REQUIREMENTS: All material below is to be reproduced exactly.

RECORDED INFORMATION:
----

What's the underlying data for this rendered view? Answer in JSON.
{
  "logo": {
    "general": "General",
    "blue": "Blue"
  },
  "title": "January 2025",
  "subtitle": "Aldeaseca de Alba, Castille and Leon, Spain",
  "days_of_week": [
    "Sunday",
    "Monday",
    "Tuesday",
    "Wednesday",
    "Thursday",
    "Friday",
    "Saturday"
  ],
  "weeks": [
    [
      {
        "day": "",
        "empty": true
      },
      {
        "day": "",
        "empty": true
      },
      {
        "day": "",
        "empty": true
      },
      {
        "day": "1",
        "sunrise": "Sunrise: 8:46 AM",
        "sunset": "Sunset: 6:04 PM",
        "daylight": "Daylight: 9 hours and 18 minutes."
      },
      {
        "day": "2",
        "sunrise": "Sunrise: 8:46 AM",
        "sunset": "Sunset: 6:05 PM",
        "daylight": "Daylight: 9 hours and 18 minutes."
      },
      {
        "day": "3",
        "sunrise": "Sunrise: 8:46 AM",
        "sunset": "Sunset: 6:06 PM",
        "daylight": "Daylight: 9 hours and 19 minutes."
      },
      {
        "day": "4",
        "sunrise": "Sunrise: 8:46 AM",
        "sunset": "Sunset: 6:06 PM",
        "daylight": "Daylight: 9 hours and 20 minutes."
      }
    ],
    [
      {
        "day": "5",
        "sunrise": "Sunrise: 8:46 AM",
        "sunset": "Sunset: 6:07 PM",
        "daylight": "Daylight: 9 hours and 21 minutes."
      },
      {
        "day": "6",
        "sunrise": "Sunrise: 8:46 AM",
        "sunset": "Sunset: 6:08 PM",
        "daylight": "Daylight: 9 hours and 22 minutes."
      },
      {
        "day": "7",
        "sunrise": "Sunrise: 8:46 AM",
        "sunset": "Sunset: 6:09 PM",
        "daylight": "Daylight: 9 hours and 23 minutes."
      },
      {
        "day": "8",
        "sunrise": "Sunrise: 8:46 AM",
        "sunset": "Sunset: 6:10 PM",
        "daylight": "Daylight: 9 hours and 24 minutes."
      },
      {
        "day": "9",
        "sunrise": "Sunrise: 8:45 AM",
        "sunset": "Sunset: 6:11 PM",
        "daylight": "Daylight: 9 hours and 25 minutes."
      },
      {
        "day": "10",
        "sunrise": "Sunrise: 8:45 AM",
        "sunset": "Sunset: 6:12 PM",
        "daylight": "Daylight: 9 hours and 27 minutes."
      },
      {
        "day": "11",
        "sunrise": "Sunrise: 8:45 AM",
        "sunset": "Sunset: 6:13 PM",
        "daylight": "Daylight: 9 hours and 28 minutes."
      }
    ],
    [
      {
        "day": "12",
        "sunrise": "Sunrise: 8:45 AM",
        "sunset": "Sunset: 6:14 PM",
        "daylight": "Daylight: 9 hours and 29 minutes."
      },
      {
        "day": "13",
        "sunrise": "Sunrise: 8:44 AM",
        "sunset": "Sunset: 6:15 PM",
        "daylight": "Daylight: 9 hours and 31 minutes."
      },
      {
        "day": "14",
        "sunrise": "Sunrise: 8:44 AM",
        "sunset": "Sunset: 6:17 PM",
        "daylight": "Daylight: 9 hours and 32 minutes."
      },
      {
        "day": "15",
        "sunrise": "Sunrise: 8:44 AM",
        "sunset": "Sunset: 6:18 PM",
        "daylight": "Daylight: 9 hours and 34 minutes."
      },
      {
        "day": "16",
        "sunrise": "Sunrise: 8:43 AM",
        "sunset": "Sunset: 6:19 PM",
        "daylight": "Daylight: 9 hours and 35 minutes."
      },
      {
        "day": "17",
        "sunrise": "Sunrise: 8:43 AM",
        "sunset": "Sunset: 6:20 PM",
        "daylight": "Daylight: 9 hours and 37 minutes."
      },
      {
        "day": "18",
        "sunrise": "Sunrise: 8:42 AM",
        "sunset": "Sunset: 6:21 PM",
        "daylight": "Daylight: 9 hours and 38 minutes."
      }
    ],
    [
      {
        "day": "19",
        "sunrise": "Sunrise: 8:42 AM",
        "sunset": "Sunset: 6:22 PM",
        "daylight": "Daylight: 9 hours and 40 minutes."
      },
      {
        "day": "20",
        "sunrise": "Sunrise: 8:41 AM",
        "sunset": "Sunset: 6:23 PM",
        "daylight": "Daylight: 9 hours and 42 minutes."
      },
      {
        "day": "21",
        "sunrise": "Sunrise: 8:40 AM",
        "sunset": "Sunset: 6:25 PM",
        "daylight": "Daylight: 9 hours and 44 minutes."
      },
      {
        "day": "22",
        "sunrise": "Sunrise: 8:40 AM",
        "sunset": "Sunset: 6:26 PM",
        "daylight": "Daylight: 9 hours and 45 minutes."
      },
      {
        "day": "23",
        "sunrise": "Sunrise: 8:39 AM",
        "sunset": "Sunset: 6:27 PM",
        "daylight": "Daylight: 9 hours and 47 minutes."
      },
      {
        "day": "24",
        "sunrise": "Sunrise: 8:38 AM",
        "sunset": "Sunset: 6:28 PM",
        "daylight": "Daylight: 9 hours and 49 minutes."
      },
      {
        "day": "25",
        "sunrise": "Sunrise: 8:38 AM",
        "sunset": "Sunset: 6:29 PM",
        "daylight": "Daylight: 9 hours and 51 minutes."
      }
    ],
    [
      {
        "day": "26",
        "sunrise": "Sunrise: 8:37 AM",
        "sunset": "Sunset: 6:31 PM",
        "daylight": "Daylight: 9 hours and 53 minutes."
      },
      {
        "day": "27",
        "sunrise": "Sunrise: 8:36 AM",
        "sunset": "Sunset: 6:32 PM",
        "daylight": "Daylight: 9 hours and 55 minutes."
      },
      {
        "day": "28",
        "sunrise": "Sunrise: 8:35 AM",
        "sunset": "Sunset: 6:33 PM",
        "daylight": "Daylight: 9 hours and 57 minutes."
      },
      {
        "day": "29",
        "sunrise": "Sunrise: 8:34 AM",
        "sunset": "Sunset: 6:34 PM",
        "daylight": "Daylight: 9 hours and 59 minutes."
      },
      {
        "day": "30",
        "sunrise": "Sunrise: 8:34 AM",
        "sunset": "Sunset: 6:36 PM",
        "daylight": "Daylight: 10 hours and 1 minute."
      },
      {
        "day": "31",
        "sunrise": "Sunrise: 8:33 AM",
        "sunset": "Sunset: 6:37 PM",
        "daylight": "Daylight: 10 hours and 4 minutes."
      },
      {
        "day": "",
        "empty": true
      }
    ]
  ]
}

----

OUTPUT:
What's the underlying data for this rendered view? Answer in JSON.
{
  "logo": {
    "general": "General",
    "blue": "Blue"
  },
  "title": "January 2025",
  "subtitle": "Aldeaseca de Alba, Castille and Leon, Spain",
  "days_of_week": [
    "Sunday",
    "Monday",
    "Tuesday",
    "Wednesday",
    "Thursday",
    "Friday",
    "Saturday"
  ],
  "weeks": [
    [
      {
        "day": "",
        "empty": true
      },
      {
        "day": "",
        "empty": true
      },
      {
        "day": "",
        "empty": true
      },
      {
        "day": "1",
        "sunrise": "Sunrise: 8:46 AM",
        "sunset": "Sunset: 6:04 PM",
        "daylight": "Daylight: 9 hours and 18 minutes."
      },
      {
        "day": "2",
        "sunrise": "Sunrise: 8:46 AM",
        "sunset": "Sunset: 6:05 PM",
        "daylight": "Daylight: 9 hours and 18 minutes."
      },
      {
        "day": "3",
        "sunrise": "Sunrise: 8:46 AM",
        "sunset": "Sunset: 6:06 PM",
        "daylight": "Daylight: 9 hours and 19 minutes."
      },
      {
        "day": "4",
        "sunrise": "Sunrise: 8:46 AM",
        "sunset": "Sunset: 6:06 PM",
        "daylight": "Daylight: 9 hours and 20 minutes."
      }
    ],
    [
      {
        "day": "5",
        "sunrise": "Sunrise: 8:46 AM",
        "sunset": "Sunset: 6:07 PM",
        "daylight": "Daylight: 9 hours and 21 minutes."
      },
      {
        "day": "6",
        "sunrise": "Sunrise: 8:46 AM",
        "sunset": "Sunset: 6:08 PM",
        "daylight": "Daylight: 9 hours and 22 minutes."
      },
      {
        "day": "7",
        "sunrise": "Sunrise: 8:46 AM",
        "sunset": "Sunset: 6:09 PM",
        "daylight": "Daylight: 9 hours and 23 minutes."
      },
      {
        "day": "8",
        "sunrise": "Sunrise: 8:46 AM",
        "sunset": "Sunset: 6:10 PM",
        "daylight": "Daylight: 9 hours and 24 minutes."
      },
      {
        "day": "9",
        "sunrise": "Sunrise: 8:45 AM",
        "sunset": "Sunset: 6:11 PM",
        "daylight": "Daylight: 9 hours and 25 minutes."
      },
      {
        "day": "10",
        "sunrise": "Sunrise: 8:45 AM",
        "sunset": "Sunset: 6:12 PM",
        "daylight": "Daylight: 9 hours and 27 minutes."
      },
      {
        "day": "11",
        "sunrise": "Sunrise: 8:45 AM",
        "sunset": "Sunset: 6:13 PM",
        "daylight": "Daylight: 9 hours and 28 minutes."
      }
    ],
    [
      {
        "day": "12",
        "sunrise": "Sunrise: 8:45 AM",
        "sunset": "Sunset: 6:14 PM",
        "daylight": "Daylight: 9 hours and 29 minutes."
      },
      {
        "day": "13",
        "sunrise": "Sunrise: 8:44 AM",
        "sunset": "Sunset: 6:15 PM",
        "daylight": "Daylight: 9 hours and 31 minutes."
      },
      {
        "day": "14",
        "sunrise": "Sunrise: 8:44 AM",
        "sunset": "Sunset: 6:17 PM",
        "daylight": "Daylight: 9 hours and 32 minutes."
      },
      {
        "day": "15",
        "sunrise": "Sunrise: 8:44 AM",
        "sunset": "Sunset: 6:18 PM",
        "daylight": "Daylight: 9 hours and 34 minutes."
      },
      {
        "day": "16",
        "sunrise": "Sunrise: 8:43 AM",
        "sunset": "Sunset: 6:19 PM",
        "daylight": "Daylight: 9 hours and 35 minutes."
      },
      {
        "day": "17",
        "sunrise": "Sunrise: 8:43 AM",
        "sunset": "Sunset: 6:20 PM",
        "daylight": "Daylight: 9 hours and 37 minutes."
      },
      {
        "day": "18",
        "sunrise": "Sunrise: 8:42 AM",
        "sunset": "Sunset: 6:21 PM",
        "daylight": "Daylight: 9 hours and 38 minutes."
      }
    ],
    [
      {
        "day": "19",
        "sunrise": "Sunrise: 8:42 AM",
        "sunset": "Sunset: 6:22 PM",
        "daylight": "Daylight: 9 hours and 40 minutes."
      },
      {
        "day": "20",
        "sunrise": "Sunrise: 8:41 AM",
        "sunset": "Sunset: 6:23 PM",
        "daylight": "Daylight: 9 hours and 42 minutes."
      },
      {
        "day": "21",
        "sunrise": "Sunrise: 8:40 AM",
        "sunset": "Sunset: 6:25 PM",
        "daylight": "Daylight: 9 hours and 44 minutes."
      },
      {
        "day": "22",
        "sunrise": "Sunrise: 8:40 AM",
        "sunset": "Sunset: 6:26 PM",
        "daylight": "Daylight: 9 hours and 45 minutes."
      },
      {
        "day": "23",
        "sunrise": "Sunrise: 8:39 AM",
        "sunset": "Sunset: 6:27 PM",
        "daylight": "Daylight: 9 hours and 47 minutes."
      },
      {
        "day": "24",
        "sunrise": "Sunrise: 8:38 AM",
        "sunset": "Sunset: 6:28 PM",
        "daylight": "Daylight: 9 hours and 49 minutes."
      },
      {
        "day": "25",
        "sunrise": "Sunrise: 8:38 AM",
        "sunset": "Sunset: 6:29 PM",
        "daylight": "Daylight: 9 hours and 51 minutes."
      }
    ],
    [
      {
        "day": "26",
        "sunrise": "Sunrise: 8:37 AM",
        "sunset": "Sunset: 6:31 PM",
        "daylight": "Daylight: 9 hours and 53 minutes."
      },
      {
        "day": "27",
        "sunrise": "Sunrise: 8:36 AM",
        "sunset": "Sunset: 6:32 PM",
        "daylight": "Daylight: 9 hours and 55 minutes."
      },
      {
        "day": "28",
        "sunrise": "Sunrise: 8:35 AM",
        "sunset": "Sunset: 6:33 PM",
        "daylight": "Daylight: 9 hours and 57 minutes."
      },
      {
        "day": "29",
        "sunrise": "Sunrise: 8:34 AM",
        "sunset": "Sunset: 6:34 PM",
        "daylight": "Daylight: 9 hours and 59 minutes."
      },
      {
        "day": "30",
        "sunrise": "Sunrise: 8:34 AM",
        "sunset": "Sunset: 6:36 PM",
        "daylight": "Daylight: 10 hours and 1 minute."
      },
      {
        "day": "31",
        "sunrise": "Sunrise: 8:33 AM",
        "sunset": "Sunset: 6:37 PM",
        "daylight": "Daylight: 10 hours and 4 minutes."
      },
      {
        "day": "",
        "empty": true
      }
    ]
  ]
}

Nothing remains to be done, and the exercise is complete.